=== Problem requirements ===
Can you write out all of the material below, word for word?

=== Records supplied ===
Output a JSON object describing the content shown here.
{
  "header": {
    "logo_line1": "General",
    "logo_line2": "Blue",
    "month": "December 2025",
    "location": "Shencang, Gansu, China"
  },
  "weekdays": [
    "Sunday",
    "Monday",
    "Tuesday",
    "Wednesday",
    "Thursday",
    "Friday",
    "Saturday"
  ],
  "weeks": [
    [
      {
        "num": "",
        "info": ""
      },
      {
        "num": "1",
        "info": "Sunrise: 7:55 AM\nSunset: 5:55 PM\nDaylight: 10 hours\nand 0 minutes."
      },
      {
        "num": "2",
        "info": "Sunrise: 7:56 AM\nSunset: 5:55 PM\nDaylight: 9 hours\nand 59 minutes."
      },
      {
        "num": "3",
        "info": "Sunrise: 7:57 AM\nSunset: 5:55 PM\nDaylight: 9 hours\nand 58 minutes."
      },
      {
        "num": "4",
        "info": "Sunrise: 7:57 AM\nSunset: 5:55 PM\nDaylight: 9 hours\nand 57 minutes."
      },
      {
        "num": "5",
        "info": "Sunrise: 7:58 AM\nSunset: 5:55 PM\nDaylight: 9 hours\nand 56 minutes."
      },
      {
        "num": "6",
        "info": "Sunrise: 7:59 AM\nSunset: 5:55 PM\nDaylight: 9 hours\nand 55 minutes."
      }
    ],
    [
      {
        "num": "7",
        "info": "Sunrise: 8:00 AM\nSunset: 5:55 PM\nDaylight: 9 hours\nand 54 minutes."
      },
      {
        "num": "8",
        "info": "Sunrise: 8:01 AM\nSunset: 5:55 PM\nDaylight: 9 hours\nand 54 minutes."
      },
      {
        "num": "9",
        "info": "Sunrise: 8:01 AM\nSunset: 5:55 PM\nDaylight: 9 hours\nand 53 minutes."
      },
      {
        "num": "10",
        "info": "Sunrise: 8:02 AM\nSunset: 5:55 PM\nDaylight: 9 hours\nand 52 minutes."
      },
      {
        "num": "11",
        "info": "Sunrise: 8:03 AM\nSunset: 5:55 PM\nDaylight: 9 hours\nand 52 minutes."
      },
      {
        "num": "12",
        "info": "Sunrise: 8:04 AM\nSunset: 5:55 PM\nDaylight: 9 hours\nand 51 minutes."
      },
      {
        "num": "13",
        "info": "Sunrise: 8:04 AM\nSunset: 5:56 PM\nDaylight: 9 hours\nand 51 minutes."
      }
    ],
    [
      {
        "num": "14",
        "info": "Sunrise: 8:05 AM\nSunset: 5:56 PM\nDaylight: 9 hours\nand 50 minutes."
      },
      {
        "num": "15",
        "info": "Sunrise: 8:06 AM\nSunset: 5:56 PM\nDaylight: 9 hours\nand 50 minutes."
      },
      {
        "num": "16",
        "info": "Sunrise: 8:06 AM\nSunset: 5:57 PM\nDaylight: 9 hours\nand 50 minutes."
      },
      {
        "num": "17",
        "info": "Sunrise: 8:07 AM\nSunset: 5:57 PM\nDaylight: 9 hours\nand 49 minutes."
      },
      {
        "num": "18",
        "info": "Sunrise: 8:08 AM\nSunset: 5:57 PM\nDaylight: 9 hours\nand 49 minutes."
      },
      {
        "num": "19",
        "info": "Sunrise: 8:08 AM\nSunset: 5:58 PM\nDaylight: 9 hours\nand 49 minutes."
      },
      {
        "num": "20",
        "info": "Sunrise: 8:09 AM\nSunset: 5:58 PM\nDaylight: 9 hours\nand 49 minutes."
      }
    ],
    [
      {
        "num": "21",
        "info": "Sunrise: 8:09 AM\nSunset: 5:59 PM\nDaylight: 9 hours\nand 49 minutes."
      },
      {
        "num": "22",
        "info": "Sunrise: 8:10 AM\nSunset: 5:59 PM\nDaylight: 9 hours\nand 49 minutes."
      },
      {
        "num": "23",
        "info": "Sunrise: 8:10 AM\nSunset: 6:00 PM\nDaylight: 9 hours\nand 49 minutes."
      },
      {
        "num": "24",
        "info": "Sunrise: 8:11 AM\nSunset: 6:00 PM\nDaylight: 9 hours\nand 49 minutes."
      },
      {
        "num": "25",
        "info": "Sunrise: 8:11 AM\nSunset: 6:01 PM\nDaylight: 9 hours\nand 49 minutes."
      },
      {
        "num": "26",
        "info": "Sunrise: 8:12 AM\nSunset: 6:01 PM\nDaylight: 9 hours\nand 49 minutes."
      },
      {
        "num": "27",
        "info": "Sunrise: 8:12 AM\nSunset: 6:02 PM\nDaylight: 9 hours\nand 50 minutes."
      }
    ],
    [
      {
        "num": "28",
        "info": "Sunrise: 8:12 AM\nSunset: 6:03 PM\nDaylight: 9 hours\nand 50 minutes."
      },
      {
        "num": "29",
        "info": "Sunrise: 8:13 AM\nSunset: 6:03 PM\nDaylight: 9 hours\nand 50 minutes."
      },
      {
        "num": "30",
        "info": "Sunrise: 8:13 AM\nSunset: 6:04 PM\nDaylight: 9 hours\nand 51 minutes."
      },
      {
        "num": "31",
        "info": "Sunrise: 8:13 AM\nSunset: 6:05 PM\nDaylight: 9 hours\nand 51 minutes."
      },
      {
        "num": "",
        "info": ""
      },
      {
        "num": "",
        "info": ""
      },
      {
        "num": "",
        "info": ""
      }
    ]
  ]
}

=== Complete answer ===
Output a JSON object describing the content shown here.
{
  "header": {
    "logo_line1": "General",
    "logo_line2": "Blue",
    "month": "December 2025",
    "location": "Shencang, Gansu, China"
  },
  "weekdays": [
    "Sunday",
    "Monday",
    "Tuesday",
    "Wednesday",
    "Thursday",
    "Friday",
    "Saturday"
  ],
  "weeks": [
    [
      {
        "num": "",
        "info": ""
      },
      {
        "num": "1",
        "info": "Sunrise: 7:55 AM\nSunset: 5:55 PM\nDaylight: 10 hours\nand 0 minutes."
      },
      {
        "num": "2",
        "info": "Sunrise: 7:56 AM\nSunset: 5:55 PM\nDaylight: 9 hours\nand 59 minutes."
      },
      {
        "num": "3",
        "info": "Sunrise: 7:57 AM\nSunset: 5:55 PM\nDaylight: 9 hours\nand 58 minutes."
      },
      {
        "num": "4",
        "info": "Sunrise: 7:57 AM\nSunset: 5:55 PM\nDaylight: 9 hours\nand 57 minutes."
      },
      {
        "num": "5",
        "info": "Sunrise: 7:58 AM\nSunset: 5:55 PM\nDaylight: 9 hours\nand 56 minutes."
      },
      {
        "num": "6",
        "info": "Sunrise: 7:59 AM\nSunset: 5:55 PM\nDaylight: 9 hours\nand 55 minutes."
      }
    ],
    [
      {
        "num": "7",
        "info": "Sunrise: 8:00 AM\nSunset: 5:55 PM\nDaylight: 9 hours\nand 54 minutes."
      },
      {
        "num": "8",
        "info": "Sunrise: 8:01 AM\nSunset: 5:55 PM\nDaylight: 9 hours\nand 54 minutes."
      },
      {
        "num": "9",
        "info": "Sunrise: 8:01 AM\nSunset: 5:55 PM\nDaylight: 9 hours\nand 53 minutes."
      },
      {
        "num": "10",
        "info": "Sunrise: 8:02 AM\nSunset: 5:55 PM\nDaylight: 9 hours\nand 52 minutes."
      },
      {
        "num": "11",
        "info": "Sunrise: 8:03 AM\nSunset: 5:55 PM\nDaylight: 9 hours\nand 52 minutes."
      },
      {
        "num": "12",
        "info": "Sunrise: 8:04 AM\nSunset: 5:55 PM\nDaylight: 9 hours\nand 51 minutes."
      },
      {
        "num": "13",
        "info": "Sunrise: 8:04 AM\nSunset: 5:56 PM\nDaylight: 9 hours\nand 51 minutes."
      }
    ],
    [
      {
        "num": "14",
        "info": "Sunrise: 8:05 AM\nSunset: 5:56 PM\nDaylight: 9 hours\nand 50 minutes."
      },
      {
        "num": "15",
        "info": "Sunrise: 8:06 AM\nSunset: 5:56 PM\nDaylight: 9 hours\nand 50 minutes."
      },
      {
        "num": "16",
        "info": "Sunrise: 8:06 AM\nSunset: 5:57 PM\nDaylight: 9 hours\nand 50 minutes."
      },
      {
        "num": "17",
        "info": "Sunrise: 8:07 AM\nSunset: 5:57 PM\nDaylight: 9 hours\nand 49 minutes."
      },
      {
        "num": "18",
        "info": "Sunrise: 8:08 AM\nSunset: 5:57 PM\nDaylight: 9 hours\nand 49 minutes."
      },
      {
        "num": "19",
        "info": "Sunrise: 8:08 AM\nSunset: 5:58 PM\nDaylight: 9 hours\nand 49 minutes."
      },
      {
        "num": "20",
        "info": "Sunrise: 8:09 AM\nSunset: 5:58 PM\nDaylight: 9 hours\nand 49 minutes."
      }
    ],
    [
      {
        "num": "21",
        "info": "Sunrise: 8:09 AM\nSunset: 5:59 PM\nDaylight: 9 hours\nand 49 minutes."
      },
      {
        "num": "22",
        "info": "Sunrise: 8:10 AM\nSunset: 5:59 PM\nDaylight: 9 hours\nand 49 minutes."
      },
      {
        "num": "23",
        "info": "Sunrise: 8:10 AM\nSunset: 6:00 PM\nDaylight: 9 hours\nand 49 minutes."
      },
      {
        "num": "24",
        "info": "Sunrise: 8:11 AM\nSunset: 6:00 PM\nDaylight: 9 hours\nand 49 minutes."
      },
      {
        "num": "25",
        "info": "Sunrise: 8:11 AM\nSunset: 6:01 PM\nDaylight: 9 hours\nand 49 minutes."
      },
      {
        "num": "26",
        "info": "Sunrise: 8:12 AM\nSunset: 6:01 PM\nDaylight: 9 hours\nand 49 minutes."
      },
      {
        "num": "27",
        "info": "Sunrise: 8:12 AM\nSunset: 6:02 PM\nDaylight: 9 hours\nand 50 minutes."
      }
    ],
    [
      {
        "num": "28",
        "info": "Sunrise: 8:12 AM\nSunset: 6:03 PM\nDaylight: 9 hours\nand 50 minutes."
      },
      {
        "num": "29",
        "info": "Sunrise: 8:13 AM\nSunset: 6:03 PM\nDaylight: 9 hours\nand 50 minutes."
      },
      {
        "num": "30",
        "info": "Sunrise: 8:13 AM\nSunset: 6:04 PM\nDaylight: 9 hours\nand 51 minutes."
      },
      {
        "num": "31",
        "info": "Sunrise: 8:13 AM\nSunset: 6:05 PM\nDaylight: 9 hours\nand 51 minutes."
      },
      {
        "num": "",
        "info": ""
      },
      {
        "num": "",
        "info": ""
      },
      {
        "num": "",
        "info": ""
      }
    ]
  ]
}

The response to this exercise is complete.